§ **Written exercise**: Locate each line in the records containing "cookie". Copy it.

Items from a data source
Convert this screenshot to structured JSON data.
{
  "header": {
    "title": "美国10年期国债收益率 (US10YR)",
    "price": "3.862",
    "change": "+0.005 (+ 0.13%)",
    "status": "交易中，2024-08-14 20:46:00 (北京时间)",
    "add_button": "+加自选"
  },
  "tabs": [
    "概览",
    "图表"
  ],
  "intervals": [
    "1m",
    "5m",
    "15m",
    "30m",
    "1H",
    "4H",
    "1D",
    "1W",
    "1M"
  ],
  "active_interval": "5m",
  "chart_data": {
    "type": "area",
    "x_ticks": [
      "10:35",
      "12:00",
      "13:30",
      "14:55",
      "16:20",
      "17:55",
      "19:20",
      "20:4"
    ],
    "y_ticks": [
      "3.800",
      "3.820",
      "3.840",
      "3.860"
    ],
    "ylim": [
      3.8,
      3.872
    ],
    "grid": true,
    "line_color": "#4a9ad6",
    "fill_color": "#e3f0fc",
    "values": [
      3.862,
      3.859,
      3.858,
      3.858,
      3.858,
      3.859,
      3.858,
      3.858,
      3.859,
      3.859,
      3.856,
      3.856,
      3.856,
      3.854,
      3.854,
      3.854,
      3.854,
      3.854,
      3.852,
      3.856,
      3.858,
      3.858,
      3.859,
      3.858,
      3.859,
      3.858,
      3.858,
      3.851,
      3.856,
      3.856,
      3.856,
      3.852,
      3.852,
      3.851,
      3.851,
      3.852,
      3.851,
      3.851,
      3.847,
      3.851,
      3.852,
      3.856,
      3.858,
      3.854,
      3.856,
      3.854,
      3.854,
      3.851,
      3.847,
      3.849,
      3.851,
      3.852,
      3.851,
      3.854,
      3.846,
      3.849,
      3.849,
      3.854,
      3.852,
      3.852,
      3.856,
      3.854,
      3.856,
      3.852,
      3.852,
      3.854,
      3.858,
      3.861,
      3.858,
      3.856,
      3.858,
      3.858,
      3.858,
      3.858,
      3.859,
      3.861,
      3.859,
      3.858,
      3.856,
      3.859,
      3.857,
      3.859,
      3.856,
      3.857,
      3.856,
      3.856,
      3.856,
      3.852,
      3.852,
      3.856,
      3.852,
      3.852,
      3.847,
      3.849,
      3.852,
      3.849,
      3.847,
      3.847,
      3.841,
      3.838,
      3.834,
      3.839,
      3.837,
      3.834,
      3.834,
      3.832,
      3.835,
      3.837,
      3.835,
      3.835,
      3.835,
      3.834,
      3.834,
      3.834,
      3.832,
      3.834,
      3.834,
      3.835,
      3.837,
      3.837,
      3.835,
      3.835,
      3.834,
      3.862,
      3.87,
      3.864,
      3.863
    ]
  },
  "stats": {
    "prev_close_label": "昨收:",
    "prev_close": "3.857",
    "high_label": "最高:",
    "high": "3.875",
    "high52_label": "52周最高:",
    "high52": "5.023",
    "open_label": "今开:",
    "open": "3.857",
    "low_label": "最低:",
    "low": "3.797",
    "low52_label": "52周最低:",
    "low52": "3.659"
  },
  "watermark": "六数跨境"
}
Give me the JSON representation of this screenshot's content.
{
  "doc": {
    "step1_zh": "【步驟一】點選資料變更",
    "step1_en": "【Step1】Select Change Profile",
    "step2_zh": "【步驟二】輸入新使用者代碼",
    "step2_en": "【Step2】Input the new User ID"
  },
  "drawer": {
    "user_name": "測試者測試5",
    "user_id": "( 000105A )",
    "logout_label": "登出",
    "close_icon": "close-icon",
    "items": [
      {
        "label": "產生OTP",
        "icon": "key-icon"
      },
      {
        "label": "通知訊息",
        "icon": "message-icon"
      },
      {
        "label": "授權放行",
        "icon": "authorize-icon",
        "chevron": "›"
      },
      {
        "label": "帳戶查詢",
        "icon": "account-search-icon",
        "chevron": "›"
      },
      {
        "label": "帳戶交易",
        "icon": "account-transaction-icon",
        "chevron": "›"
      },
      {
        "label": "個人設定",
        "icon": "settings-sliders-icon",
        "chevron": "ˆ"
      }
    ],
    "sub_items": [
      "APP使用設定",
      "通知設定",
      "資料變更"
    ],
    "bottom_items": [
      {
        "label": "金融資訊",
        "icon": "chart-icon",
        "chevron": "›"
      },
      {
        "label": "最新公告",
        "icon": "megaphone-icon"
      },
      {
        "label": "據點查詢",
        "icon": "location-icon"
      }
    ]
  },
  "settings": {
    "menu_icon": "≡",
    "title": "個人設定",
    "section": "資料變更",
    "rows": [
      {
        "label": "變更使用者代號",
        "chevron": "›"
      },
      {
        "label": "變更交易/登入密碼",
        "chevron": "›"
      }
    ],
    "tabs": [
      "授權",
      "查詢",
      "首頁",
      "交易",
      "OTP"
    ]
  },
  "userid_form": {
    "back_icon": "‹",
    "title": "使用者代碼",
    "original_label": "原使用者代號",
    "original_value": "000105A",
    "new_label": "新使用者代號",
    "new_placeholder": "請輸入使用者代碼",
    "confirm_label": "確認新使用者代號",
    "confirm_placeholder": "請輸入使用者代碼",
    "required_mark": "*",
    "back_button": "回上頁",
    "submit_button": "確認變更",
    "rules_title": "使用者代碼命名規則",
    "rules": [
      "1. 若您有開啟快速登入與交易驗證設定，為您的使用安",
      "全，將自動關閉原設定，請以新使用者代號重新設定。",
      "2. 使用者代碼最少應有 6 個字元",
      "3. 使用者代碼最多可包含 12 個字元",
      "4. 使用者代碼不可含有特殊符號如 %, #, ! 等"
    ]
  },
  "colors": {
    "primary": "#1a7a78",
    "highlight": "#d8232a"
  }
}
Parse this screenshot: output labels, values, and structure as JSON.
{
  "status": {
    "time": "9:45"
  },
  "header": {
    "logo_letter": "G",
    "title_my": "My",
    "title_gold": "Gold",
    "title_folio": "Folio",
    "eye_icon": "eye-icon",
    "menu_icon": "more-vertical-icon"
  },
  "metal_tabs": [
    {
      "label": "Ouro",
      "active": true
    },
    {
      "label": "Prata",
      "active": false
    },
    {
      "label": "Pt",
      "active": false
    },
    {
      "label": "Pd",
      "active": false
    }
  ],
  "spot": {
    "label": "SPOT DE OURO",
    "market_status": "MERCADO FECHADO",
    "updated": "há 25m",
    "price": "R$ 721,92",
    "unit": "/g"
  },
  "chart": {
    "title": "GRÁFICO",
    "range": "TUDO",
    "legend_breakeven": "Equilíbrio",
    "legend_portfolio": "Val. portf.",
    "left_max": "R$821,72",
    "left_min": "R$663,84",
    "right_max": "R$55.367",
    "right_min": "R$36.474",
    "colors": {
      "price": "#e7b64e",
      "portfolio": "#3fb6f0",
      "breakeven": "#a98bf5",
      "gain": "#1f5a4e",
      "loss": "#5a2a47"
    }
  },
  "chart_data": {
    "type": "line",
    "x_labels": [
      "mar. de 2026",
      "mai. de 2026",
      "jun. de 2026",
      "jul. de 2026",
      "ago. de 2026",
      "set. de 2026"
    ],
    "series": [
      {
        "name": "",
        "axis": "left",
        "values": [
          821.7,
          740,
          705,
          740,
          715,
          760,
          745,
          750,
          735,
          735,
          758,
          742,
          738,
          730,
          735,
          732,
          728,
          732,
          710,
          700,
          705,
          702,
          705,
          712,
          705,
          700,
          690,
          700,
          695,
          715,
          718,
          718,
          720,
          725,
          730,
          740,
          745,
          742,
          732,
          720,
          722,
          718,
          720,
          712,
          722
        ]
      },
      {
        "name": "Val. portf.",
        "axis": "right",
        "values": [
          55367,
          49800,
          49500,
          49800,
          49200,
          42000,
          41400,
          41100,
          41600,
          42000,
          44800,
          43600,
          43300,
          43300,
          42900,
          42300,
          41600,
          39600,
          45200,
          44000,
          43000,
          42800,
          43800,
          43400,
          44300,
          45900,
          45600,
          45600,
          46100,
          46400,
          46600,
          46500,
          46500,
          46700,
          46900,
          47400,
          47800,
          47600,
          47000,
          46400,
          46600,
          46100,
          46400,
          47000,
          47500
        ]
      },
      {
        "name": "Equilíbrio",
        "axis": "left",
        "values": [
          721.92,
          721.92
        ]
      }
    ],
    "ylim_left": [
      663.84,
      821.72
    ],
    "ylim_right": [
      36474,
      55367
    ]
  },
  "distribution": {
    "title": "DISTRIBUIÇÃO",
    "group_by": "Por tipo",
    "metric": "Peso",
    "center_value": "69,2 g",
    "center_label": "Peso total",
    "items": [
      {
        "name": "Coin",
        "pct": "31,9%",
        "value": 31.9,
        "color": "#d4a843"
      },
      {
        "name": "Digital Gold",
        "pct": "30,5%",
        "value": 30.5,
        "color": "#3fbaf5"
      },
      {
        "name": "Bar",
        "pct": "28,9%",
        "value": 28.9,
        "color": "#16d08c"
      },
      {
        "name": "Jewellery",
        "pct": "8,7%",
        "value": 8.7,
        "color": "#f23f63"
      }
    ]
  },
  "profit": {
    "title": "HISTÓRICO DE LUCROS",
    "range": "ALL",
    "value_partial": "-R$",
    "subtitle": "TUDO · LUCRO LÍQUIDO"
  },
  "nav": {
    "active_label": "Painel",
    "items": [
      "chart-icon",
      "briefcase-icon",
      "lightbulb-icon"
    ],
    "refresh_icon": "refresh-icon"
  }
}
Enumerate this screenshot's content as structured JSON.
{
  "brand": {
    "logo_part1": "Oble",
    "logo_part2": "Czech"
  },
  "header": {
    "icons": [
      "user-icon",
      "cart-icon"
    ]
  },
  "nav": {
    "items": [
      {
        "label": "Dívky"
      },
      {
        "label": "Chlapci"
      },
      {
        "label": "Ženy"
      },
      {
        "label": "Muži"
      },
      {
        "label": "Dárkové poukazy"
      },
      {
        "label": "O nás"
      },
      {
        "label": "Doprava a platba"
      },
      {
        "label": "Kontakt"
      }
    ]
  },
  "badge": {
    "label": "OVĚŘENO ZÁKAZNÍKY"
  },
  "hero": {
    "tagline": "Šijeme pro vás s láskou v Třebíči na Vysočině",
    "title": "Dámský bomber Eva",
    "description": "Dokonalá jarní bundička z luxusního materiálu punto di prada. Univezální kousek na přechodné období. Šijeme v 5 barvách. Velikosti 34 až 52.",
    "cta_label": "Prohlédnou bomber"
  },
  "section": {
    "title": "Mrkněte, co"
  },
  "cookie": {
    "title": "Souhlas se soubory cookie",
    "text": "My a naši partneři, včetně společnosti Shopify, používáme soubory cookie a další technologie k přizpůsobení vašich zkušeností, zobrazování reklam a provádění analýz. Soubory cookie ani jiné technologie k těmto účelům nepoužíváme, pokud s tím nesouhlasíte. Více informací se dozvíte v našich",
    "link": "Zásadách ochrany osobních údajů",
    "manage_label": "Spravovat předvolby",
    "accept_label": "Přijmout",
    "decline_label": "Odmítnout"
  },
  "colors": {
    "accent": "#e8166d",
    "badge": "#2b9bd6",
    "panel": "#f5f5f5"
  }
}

§ **Reply to the exercise**:
  "cookie": {
    "title": "Souhlas se soubory cookie",
    "text": "My a naši partneři, včetně společnosti Shopify, používáme soubory cookie a další technologie k přizpůsobení vašich zkušeností, zobrazování reklam a provádění analýz. Soubory cookie ani jiné technologie k těmto účelům nepoužíváme, pokud s tím nesouhlasíte. Více informací se dozvíte v našich",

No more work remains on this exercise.